↓↓↓
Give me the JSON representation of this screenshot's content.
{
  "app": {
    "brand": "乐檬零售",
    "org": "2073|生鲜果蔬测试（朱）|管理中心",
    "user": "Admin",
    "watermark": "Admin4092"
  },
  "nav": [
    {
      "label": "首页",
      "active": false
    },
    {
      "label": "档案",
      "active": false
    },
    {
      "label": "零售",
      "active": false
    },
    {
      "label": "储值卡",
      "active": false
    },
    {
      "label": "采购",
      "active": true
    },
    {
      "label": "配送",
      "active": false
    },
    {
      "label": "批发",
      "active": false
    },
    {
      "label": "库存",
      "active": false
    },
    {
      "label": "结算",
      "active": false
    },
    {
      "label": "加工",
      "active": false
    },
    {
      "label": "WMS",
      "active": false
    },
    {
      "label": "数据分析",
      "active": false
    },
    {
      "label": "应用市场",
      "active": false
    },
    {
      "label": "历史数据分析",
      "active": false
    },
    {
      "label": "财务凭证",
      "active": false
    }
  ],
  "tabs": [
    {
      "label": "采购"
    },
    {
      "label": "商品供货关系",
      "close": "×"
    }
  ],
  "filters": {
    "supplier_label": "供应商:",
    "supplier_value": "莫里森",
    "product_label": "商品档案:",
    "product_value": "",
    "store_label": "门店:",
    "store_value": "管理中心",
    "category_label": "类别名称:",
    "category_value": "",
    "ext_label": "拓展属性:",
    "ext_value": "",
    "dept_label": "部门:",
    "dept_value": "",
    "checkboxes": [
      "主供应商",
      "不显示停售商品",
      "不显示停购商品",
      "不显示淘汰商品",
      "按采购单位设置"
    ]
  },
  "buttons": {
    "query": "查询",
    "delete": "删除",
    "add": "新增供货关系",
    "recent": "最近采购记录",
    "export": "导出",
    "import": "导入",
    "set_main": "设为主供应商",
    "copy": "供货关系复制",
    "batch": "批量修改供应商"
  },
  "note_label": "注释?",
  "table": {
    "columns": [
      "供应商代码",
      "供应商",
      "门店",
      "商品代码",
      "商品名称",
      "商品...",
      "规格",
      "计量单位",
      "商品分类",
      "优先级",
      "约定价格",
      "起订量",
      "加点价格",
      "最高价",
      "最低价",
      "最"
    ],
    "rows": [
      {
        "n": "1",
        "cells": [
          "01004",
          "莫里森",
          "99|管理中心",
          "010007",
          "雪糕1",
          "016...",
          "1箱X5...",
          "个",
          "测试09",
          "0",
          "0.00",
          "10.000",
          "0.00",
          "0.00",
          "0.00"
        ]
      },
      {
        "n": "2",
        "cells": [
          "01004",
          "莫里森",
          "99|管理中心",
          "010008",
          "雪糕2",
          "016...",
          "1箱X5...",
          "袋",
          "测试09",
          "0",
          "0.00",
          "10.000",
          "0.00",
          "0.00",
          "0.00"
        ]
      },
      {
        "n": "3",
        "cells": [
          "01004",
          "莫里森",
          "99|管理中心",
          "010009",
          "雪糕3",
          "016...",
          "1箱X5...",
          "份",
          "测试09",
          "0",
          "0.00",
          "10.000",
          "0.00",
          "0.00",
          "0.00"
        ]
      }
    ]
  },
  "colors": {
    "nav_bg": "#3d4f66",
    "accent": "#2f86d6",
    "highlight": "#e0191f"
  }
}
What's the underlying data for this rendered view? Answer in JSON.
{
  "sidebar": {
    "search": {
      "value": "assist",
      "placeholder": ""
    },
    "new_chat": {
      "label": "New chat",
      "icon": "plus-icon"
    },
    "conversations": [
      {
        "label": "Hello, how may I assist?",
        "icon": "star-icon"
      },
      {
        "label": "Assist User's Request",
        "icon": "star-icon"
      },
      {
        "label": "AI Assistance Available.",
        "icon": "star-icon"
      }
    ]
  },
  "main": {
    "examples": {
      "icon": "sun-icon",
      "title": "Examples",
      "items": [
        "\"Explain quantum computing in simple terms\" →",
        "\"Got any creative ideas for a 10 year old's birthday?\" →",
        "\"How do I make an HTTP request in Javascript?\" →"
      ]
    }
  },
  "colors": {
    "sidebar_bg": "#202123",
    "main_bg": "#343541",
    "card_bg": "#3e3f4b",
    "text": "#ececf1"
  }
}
↑↑↑
● TASK DETAILS:
Copy, character for character, the lines from the line that holds "What's the underlying" through the final line of the records above.

● EXERCISE RESPONSE:
What's the underlying data for this rendered view? Answer in JSON.
{
  "sidebar": {
    "search": {
      "value": "assist",
      "placeholder": ""
    },
    "new_chat": {
      "label": "New chat",
      "icon": "plus-icon"
    },
    "conversations": [
      {
        "label": "Hello, how may I assist?",
        "icon": "star-icon"
      },
      {
        "label": "Assist User's Request",
        "icon": "star-icon"
      },
      {
        "label": "AI Assistance Available.",
        "icon": "star-icon"
      }
    ]
  },
  "main": {
    "examples": {
      "icon": "sun-icon",
      "title": "Examples",
      "items": [
        "\"Explain quantum computing in simple terms\" →",
        "\"Got any creative ideas for a 10 year old's birthday?\" →",
        "\"How do I make an HTTP request in Javascript?\" →"
      ]
    }
  },
  "colors": {
    "sidebar_bg": "#202123",
    "main_bg": "#343541",
    "card_bg": "#3e3f4b",
    "text": "#ececf1"
  }
}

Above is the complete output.